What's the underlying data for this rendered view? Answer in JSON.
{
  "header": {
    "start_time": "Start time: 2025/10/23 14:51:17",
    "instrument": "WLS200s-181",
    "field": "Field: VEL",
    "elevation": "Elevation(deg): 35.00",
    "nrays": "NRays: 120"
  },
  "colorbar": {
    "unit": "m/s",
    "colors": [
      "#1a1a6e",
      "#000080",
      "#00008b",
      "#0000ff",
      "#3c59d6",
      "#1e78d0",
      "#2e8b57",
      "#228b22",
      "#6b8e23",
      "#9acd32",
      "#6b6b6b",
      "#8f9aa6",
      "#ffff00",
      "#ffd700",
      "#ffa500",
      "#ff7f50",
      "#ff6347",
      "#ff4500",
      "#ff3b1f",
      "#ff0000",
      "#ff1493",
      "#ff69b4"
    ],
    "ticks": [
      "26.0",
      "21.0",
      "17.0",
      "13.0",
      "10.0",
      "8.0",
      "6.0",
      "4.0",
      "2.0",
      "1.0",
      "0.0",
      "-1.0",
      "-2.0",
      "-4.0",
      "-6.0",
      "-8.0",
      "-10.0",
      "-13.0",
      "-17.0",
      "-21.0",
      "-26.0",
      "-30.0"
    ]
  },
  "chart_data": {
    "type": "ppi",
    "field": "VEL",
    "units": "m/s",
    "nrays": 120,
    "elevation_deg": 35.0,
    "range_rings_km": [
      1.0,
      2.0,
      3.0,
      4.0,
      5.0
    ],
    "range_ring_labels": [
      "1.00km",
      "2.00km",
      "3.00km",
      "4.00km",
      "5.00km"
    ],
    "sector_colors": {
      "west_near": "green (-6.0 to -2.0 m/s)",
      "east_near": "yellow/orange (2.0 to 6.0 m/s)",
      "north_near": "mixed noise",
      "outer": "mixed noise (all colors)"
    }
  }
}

★ ★ ★ ★ ★

_Aim_:
All of the entries above should be written out again exactly.

_The response_:
What's the underlying data for this rendered view? Answer in JSON.
{
  "header": {
    "start_time": "Start time: 2025/10/23 14:51:17",
    "instrument": "WLS200s-181",
    "field": "Field: VEL",
    "elevation": "Elevation(deg): 35.00",
    "nrays": "NRays: 120"
  },
  "colorbar": {
    "unit": "m/s",
    "colors": [
      "#1a1a6e",
      "#000080",
      "#00008b",
      "#0000ff",
      "#3c59d6",
      "#1e78d0",
      "#2e8b57",
      "#228b22",
      "#6b8e23",
      "#9acd32",
      "#6b6b6b",
      "#8f9aa6",
      "#ffff00",
      "#ffd700",
      "#ffa500",
      "#ff7f50",
      "#ff6347",
      "#ff4500",
      "#ff3b1f",
      "#ff0000",
      "#ff1493",
      "#ff69b4"
    ],
    "ticks": [
      "26.0",
      "21.0",
      "17.0",
      "13.0",
      "10.0",
      "8.0",
      "6.0",
      "4.0",
      "2.0",
      "1.0",
      "0.0",
      "-1.0",
      "-2.0",
      "-4.0",
      "-6.0",
      "-8.0",
      "-10.0",
      "-13.0",
      "-17.0",
      "-21.0",
      "-26.0",
      "-30.0"
    ]
  },
  "chart_data": {
    "type": "ppi",
    "field": "VEL",
    "units": "m/s",
    "nrays": 120,
    "elevation_deg": 35.0,
    "range_rings_km": [
      1.0,
      2.0,
      3.0,
      4.0,
      5.0
    ],
    "range_ring_labels": [
      "1.00km",
      "2.00km",
      "3.00km",
      "4.00km",
      "5.00km"
    ],
    "sector_colors": {
      "west_near": "green (-6.0 to -2.0 m/s)",
      "east_near": "yellow/orange (2.0 to 6.0 m/s)",
      "north_near": "mixed noise",
      "outer": "mixed noise (all colors)"
    }
  }
}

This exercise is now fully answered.